==== WORKING DATA ====

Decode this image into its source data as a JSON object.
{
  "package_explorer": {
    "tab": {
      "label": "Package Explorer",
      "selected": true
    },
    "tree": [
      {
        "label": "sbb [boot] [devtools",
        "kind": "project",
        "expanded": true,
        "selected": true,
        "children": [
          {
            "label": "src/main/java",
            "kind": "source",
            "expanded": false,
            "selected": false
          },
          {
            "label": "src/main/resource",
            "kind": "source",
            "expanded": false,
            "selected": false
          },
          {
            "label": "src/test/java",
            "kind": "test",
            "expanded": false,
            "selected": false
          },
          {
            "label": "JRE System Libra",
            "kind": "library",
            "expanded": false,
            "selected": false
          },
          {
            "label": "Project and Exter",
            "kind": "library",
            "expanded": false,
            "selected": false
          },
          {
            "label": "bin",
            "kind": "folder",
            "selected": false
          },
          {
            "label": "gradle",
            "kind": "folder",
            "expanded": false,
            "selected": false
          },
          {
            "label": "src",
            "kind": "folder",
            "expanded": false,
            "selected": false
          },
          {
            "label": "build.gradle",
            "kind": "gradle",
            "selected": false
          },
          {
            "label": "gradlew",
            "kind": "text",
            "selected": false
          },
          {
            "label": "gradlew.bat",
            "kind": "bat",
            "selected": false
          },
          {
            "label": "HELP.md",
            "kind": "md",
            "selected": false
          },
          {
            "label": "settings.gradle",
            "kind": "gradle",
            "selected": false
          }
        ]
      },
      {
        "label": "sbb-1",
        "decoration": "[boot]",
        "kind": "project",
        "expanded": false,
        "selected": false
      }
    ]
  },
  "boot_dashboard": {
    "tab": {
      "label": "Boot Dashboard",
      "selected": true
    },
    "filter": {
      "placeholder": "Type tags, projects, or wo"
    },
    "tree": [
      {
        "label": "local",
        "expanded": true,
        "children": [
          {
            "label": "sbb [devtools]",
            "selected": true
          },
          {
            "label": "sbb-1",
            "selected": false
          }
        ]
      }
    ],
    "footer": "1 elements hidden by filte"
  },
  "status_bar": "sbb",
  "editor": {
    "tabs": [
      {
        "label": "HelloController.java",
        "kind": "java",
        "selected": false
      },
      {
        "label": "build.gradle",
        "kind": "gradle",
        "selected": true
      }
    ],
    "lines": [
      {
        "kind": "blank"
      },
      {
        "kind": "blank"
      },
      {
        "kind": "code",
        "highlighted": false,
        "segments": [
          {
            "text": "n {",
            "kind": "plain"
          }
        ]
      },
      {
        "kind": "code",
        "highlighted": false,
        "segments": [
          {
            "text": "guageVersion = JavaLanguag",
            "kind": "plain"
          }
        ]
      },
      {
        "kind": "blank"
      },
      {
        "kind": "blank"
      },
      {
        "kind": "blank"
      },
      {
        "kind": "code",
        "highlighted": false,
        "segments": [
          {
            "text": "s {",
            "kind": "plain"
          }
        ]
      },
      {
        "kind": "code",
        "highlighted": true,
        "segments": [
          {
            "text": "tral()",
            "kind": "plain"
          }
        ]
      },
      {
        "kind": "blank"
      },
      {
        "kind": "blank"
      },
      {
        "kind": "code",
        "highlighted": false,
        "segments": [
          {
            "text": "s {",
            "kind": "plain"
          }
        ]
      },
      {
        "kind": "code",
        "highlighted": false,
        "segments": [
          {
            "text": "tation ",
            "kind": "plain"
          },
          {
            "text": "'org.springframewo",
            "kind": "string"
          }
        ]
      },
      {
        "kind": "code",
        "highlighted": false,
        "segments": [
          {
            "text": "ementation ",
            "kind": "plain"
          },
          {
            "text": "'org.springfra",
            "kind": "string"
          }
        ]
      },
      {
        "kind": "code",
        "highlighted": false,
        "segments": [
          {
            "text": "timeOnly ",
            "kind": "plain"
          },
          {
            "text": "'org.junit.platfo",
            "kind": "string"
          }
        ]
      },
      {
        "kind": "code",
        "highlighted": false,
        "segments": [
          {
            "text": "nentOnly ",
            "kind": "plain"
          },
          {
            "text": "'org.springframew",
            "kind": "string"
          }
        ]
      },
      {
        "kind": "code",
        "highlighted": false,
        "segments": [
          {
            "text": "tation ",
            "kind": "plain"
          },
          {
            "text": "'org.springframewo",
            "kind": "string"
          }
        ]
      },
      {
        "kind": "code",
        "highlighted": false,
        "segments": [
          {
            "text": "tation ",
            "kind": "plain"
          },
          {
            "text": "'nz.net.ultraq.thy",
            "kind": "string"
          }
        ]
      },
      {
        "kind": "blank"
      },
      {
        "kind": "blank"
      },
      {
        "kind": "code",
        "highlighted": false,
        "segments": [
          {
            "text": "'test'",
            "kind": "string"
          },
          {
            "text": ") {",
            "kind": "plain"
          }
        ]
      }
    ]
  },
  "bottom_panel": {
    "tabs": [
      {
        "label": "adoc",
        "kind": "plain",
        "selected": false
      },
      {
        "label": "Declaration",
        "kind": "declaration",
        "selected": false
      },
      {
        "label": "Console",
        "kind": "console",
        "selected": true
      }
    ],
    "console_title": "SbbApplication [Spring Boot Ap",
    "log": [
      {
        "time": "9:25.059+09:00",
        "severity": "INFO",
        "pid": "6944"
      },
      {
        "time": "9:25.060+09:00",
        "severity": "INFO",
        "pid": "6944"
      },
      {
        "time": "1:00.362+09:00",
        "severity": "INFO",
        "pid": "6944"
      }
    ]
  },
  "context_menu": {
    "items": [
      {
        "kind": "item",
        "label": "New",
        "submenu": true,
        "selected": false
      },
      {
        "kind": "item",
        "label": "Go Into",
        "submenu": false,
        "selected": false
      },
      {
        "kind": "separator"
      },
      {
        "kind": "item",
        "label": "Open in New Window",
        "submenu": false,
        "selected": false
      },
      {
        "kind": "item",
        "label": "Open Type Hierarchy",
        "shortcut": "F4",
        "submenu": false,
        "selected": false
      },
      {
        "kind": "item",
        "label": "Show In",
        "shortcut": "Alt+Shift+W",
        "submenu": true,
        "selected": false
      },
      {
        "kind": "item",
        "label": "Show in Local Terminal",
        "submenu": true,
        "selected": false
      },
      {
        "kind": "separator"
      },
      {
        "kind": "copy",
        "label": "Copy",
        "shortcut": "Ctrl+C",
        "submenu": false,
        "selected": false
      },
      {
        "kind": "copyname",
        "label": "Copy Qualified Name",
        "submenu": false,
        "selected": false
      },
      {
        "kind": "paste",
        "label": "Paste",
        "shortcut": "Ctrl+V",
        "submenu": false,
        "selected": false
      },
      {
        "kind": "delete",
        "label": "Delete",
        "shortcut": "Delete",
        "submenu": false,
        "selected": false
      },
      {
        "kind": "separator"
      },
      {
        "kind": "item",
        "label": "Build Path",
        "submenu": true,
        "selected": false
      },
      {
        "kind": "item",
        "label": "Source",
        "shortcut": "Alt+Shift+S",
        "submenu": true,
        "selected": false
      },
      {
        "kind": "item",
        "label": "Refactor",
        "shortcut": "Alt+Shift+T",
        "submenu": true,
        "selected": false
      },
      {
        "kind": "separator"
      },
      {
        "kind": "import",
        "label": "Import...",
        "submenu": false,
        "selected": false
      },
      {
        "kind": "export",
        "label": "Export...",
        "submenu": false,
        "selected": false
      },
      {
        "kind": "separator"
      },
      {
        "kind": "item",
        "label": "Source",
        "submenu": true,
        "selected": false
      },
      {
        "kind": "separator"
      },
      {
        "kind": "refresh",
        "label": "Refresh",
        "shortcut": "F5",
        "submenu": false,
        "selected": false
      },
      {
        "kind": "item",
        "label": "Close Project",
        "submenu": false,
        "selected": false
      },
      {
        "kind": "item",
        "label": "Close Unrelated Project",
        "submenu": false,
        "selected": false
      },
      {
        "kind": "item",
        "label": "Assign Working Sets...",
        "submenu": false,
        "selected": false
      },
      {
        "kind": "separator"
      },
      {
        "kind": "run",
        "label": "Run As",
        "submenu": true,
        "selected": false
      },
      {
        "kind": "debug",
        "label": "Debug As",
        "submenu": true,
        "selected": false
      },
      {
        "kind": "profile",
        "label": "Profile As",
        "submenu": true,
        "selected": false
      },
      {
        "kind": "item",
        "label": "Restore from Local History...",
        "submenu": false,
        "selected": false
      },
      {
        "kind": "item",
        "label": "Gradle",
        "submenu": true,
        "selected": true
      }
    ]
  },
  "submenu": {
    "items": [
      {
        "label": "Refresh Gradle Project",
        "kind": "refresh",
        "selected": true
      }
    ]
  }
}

====

■ **GOAL**
Copy out every line of the listing that includes the string "Shift".

■ **WORKED SOLUTION**
        "shortcut": "Alt+Shift+W",
        "shortcut": "Alt+Shift+S",
        "shortcut": "Alt+Shift+T",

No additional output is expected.